→ **Task details**
Copy each line containing the word "name" from the records that follow, please.
====
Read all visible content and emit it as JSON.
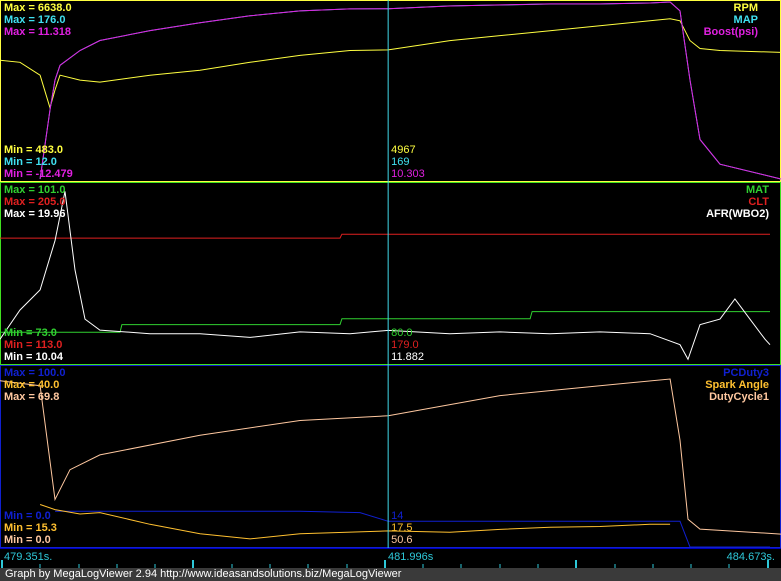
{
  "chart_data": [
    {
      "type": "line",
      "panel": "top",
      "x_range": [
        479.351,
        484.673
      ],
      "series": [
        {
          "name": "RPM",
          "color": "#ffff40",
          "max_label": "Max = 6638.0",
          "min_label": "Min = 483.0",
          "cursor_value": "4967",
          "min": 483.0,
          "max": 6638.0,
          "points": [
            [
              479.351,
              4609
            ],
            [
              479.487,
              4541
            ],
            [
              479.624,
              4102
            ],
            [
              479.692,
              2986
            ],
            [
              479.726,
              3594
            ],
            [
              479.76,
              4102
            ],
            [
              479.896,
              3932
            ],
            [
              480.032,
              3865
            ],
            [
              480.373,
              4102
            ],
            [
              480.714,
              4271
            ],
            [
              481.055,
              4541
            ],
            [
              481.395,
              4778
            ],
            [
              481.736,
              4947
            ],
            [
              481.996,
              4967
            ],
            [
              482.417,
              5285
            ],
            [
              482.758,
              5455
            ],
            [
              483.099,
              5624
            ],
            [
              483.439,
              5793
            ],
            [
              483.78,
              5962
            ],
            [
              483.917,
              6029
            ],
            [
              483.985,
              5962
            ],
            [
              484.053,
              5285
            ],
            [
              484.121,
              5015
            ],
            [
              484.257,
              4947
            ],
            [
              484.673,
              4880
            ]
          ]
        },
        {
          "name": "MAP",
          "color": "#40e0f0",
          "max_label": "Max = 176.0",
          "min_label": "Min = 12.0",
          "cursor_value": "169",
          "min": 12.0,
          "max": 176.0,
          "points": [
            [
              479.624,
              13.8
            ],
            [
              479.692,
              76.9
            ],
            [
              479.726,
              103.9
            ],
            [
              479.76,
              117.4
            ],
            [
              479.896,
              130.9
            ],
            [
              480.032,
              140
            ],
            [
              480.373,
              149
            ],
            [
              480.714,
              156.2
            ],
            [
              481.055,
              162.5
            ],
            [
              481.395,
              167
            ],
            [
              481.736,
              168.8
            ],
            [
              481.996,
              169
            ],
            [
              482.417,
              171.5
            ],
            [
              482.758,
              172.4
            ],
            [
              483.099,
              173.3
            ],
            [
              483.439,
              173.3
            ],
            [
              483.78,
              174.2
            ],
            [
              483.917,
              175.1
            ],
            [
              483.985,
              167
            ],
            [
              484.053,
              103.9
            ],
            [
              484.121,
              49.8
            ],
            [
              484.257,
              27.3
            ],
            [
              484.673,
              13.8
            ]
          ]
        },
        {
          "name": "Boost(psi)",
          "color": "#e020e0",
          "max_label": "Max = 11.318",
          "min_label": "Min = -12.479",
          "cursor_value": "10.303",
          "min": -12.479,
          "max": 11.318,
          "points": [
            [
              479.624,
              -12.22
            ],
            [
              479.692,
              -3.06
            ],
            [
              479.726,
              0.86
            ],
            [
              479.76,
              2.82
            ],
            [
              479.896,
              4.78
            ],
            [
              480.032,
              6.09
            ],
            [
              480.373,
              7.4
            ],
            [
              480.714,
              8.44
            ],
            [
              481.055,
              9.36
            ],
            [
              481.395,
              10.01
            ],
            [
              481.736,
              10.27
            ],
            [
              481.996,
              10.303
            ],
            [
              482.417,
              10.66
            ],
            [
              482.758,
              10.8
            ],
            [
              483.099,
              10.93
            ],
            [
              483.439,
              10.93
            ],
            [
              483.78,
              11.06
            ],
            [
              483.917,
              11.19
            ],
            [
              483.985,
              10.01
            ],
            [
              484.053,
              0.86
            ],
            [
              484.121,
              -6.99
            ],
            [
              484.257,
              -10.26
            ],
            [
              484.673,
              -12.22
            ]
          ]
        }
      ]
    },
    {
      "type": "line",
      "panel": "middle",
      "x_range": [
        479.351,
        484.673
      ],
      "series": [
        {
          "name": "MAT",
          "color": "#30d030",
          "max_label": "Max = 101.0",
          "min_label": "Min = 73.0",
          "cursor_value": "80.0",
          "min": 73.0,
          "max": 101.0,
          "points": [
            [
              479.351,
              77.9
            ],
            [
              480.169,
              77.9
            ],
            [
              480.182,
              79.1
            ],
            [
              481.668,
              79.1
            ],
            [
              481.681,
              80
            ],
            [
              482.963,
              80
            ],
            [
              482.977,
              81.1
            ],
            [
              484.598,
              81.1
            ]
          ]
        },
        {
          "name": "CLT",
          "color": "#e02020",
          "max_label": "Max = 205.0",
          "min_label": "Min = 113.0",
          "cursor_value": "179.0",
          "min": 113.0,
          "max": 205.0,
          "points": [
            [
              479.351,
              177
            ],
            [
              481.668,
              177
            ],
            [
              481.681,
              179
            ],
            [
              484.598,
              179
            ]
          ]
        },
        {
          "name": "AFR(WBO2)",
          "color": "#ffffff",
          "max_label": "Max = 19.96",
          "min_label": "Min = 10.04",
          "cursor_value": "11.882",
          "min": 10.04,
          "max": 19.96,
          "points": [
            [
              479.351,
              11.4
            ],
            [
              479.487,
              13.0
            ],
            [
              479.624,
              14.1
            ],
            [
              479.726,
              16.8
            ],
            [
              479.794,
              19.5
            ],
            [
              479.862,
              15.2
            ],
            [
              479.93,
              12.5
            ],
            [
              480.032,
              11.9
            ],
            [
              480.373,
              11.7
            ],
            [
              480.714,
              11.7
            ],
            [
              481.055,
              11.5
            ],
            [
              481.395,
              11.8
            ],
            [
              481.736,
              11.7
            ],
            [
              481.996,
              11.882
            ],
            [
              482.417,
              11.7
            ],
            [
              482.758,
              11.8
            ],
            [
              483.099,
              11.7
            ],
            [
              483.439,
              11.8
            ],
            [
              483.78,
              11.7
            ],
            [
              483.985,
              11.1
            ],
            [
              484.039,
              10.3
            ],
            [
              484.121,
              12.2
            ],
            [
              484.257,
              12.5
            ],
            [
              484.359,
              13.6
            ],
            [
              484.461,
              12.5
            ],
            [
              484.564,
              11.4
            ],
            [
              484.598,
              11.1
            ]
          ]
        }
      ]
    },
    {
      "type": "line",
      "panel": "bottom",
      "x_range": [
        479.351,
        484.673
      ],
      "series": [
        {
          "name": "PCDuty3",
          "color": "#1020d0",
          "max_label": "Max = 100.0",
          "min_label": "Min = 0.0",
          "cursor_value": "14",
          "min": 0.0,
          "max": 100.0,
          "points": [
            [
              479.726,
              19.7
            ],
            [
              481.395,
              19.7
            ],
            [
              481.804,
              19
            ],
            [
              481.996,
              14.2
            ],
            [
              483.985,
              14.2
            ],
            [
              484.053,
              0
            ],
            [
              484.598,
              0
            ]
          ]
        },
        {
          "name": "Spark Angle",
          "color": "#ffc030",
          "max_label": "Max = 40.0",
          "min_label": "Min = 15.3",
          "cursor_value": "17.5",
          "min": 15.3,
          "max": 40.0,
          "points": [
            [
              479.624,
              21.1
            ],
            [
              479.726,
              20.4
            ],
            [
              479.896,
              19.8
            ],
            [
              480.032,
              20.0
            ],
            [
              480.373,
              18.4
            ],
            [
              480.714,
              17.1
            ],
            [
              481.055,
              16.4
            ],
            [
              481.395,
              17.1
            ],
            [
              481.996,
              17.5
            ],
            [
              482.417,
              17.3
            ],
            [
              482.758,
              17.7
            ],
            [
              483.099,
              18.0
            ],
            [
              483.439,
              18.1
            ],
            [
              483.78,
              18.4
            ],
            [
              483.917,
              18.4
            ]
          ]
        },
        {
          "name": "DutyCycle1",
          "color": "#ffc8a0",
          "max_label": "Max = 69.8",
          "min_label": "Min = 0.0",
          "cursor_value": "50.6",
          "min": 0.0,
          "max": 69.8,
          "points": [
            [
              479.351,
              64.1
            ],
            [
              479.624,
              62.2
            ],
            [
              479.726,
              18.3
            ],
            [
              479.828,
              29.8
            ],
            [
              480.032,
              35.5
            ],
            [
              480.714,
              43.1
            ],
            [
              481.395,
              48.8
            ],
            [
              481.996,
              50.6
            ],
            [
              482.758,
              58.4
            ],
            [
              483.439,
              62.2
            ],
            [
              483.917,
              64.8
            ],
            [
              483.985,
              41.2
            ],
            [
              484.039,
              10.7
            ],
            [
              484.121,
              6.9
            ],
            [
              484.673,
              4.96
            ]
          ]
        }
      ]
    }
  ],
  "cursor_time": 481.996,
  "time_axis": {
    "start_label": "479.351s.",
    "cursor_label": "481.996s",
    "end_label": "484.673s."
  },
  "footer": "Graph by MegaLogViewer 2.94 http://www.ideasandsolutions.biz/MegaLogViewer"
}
====
→ **Result of the exercise**
          "name": "RPM",
          "name": "MAP",
          "name": "Boost(psi)",
          "name": "MAT",
          "name": "CLT",
          "name": "AFR(WBO2)",
          "name": "PCDuty3",
          "name": "Spark Angle",
          "name": "DutyCycle1",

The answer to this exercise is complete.